Go through the entries below and pick out every line with "JSON".

* * * * * * * * *

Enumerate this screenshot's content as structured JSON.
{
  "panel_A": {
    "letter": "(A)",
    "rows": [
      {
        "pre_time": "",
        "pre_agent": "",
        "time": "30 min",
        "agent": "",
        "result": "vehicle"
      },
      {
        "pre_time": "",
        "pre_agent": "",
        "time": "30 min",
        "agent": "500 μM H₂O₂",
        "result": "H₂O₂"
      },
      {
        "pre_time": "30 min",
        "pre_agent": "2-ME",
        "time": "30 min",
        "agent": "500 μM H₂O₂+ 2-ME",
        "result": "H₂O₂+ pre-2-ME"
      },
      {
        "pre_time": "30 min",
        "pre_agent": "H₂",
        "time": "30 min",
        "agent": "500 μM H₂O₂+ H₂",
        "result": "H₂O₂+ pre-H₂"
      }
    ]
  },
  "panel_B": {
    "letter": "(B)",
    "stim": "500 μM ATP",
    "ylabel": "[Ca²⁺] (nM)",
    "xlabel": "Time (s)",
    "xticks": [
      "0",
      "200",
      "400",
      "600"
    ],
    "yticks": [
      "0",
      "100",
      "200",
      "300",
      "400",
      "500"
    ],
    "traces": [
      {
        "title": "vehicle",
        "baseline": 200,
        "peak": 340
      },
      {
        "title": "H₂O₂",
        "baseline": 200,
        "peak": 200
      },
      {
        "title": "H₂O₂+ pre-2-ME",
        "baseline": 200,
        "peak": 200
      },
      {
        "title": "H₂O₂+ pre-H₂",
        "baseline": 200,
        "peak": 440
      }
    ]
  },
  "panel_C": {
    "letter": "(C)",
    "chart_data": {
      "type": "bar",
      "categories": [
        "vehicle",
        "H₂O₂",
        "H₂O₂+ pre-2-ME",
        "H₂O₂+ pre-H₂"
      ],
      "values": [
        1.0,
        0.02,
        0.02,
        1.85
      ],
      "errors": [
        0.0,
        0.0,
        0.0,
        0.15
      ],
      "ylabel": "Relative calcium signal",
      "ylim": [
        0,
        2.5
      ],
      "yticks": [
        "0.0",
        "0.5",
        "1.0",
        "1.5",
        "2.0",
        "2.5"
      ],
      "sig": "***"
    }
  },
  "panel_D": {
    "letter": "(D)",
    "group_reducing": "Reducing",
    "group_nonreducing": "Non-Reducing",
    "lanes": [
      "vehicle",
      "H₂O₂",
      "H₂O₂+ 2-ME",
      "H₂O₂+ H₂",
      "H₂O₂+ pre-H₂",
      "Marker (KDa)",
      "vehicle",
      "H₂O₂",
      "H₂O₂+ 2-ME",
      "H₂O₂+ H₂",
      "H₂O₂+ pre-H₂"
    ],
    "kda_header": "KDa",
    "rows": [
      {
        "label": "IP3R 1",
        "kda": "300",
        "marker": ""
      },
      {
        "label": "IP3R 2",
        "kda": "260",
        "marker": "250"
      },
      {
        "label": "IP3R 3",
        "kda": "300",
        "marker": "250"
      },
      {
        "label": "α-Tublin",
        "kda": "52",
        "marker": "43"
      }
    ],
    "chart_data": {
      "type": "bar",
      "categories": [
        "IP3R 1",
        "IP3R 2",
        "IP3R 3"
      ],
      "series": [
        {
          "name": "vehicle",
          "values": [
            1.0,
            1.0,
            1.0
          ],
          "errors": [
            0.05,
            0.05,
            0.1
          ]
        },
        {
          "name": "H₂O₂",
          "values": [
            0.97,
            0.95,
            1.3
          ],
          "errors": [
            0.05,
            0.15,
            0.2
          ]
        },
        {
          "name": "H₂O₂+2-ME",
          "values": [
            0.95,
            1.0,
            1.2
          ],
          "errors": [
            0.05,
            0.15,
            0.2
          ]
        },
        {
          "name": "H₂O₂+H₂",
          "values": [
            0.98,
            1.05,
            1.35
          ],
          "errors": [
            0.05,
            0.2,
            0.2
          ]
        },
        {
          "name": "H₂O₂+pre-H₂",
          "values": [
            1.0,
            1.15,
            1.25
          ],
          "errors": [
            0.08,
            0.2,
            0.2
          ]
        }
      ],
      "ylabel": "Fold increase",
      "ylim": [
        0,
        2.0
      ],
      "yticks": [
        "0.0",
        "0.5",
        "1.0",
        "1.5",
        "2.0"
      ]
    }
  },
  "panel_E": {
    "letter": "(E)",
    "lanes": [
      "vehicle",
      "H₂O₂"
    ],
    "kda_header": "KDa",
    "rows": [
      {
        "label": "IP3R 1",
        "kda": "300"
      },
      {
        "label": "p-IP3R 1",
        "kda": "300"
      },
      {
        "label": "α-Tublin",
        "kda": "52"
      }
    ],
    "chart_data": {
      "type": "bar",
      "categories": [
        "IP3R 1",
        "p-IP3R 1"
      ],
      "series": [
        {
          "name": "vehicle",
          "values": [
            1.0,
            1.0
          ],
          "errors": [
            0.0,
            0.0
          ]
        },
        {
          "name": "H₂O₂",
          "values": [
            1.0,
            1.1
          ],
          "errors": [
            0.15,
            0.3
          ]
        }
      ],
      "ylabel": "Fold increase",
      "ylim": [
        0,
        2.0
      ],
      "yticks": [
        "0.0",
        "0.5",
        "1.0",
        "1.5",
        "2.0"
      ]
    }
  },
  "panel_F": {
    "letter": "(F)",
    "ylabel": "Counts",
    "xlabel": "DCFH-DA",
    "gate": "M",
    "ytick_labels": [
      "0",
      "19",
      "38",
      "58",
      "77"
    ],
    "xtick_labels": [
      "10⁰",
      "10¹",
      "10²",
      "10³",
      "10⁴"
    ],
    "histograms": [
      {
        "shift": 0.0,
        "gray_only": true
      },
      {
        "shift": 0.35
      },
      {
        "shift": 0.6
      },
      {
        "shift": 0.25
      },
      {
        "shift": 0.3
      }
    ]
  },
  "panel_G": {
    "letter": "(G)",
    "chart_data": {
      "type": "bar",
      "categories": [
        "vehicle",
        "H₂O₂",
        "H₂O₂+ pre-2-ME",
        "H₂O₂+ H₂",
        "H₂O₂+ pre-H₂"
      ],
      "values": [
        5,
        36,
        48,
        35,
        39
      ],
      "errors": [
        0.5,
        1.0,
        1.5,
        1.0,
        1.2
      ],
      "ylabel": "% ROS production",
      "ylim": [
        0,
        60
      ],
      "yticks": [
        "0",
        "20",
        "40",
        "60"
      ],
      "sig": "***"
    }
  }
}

* * * * * * * * *

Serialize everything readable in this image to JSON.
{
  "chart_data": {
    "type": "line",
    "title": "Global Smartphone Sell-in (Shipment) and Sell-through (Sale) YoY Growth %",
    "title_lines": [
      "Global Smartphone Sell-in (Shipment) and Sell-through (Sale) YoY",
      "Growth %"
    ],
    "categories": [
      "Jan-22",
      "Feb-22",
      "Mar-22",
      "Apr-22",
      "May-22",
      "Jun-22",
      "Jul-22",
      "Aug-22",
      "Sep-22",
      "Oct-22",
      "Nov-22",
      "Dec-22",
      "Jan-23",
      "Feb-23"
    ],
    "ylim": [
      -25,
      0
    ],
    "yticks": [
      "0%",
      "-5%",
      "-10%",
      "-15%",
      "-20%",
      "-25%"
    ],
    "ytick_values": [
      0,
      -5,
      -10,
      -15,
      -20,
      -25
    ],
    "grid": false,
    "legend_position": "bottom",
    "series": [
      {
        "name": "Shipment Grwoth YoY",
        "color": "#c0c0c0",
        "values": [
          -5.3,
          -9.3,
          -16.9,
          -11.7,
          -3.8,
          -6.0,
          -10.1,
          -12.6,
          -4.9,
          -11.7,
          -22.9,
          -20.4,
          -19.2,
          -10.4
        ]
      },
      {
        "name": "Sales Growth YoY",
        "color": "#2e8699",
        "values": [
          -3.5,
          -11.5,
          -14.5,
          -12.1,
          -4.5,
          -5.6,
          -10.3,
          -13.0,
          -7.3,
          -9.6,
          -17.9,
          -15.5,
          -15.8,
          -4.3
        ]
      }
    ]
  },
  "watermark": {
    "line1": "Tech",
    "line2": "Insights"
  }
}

* * * * * * * * *

(SOLVED PROBLEM)
Enumerate this screenshot's content as structured JSON.
Serialize everything readable in this image to JSON.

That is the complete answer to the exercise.